■ RECORDS TO USE
----------
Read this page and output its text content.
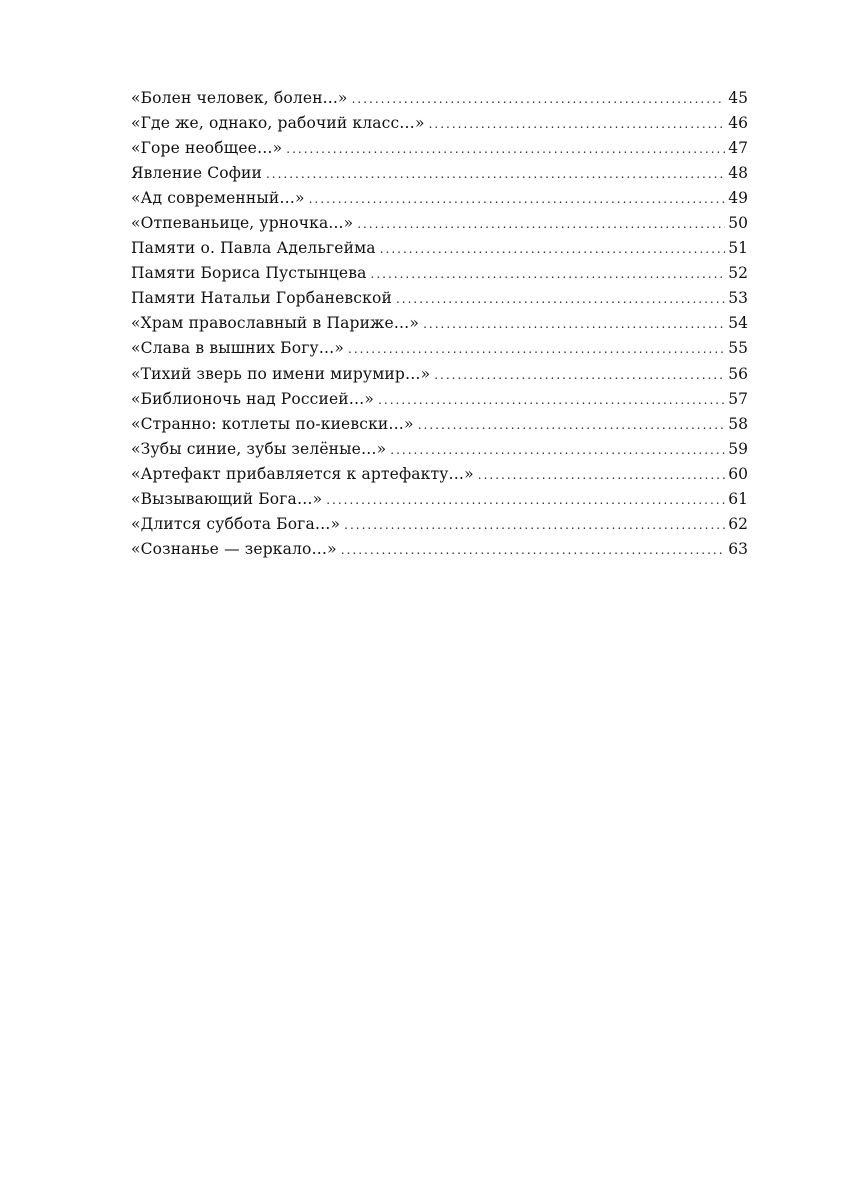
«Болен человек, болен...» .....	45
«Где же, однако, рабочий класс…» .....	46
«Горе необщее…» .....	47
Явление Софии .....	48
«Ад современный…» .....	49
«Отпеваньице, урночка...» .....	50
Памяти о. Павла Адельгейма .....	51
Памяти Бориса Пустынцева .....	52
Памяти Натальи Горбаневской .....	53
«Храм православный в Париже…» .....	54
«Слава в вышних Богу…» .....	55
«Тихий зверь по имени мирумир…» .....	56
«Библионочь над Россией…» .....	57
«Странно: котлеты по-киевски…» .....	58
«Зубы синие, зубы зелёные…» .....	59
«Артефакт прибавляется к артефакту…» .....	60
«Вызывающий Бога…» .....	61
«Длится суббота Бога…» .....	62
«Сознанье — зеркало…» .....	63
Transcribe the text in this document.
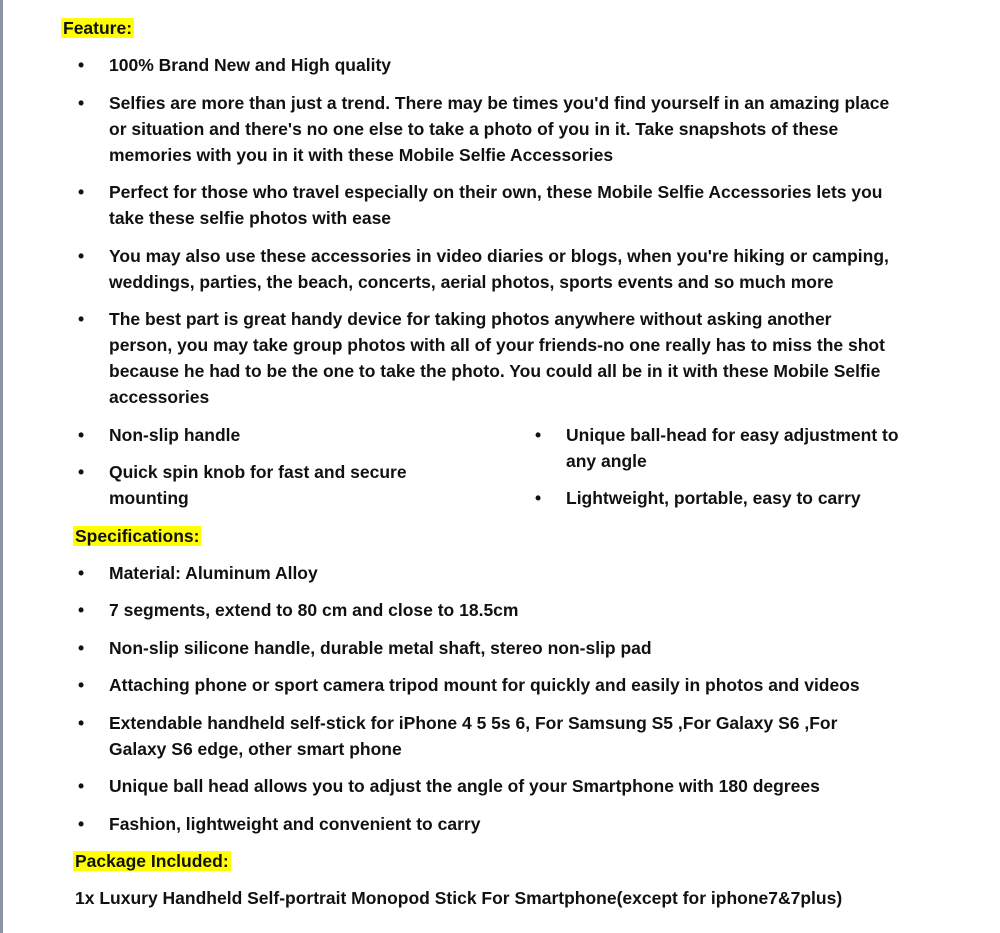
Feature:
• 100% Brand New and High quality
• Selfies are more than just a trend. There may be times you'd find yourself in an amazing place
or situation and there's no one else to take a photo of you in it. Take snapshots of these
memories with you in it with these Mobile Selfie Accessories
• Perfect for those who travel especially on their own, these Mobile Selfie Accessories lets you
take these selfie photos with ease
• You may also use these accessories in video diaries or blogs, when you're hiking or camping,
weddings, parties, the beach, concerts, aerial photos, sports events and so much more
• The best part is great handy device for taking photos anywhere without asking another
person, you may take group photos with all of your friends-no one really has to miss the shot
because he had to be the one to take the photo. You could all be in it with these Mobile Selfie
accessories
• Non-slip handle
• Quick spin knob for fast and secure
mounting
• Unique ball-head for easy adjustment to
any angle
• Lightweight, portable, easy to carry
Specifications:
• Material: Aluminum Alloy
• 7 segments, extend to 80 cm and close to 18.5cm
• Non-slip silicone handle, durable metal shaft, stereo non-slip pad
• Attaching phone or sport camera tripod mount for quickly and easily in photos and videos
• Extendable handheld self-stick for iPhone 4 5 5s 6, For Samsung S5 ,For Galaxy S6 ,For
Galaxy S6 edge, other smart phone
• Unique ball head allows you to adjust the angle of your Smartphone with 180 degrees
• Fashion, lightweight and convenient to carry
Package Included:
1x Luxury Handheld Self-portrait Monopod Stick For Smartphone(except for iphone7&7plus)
----------
■ WHAT YOU SHOULD DO
Gather each line that holds "Mobile".

■ PROBLEM SOLUTION
memories with you in it with these Mobile Selfie Accessories
• Perfect for those who travel especially on their own, these Mobile Selfie Accessories lets you
because he had to be the one to take the photo. You could all be in it with these Mobile Selfie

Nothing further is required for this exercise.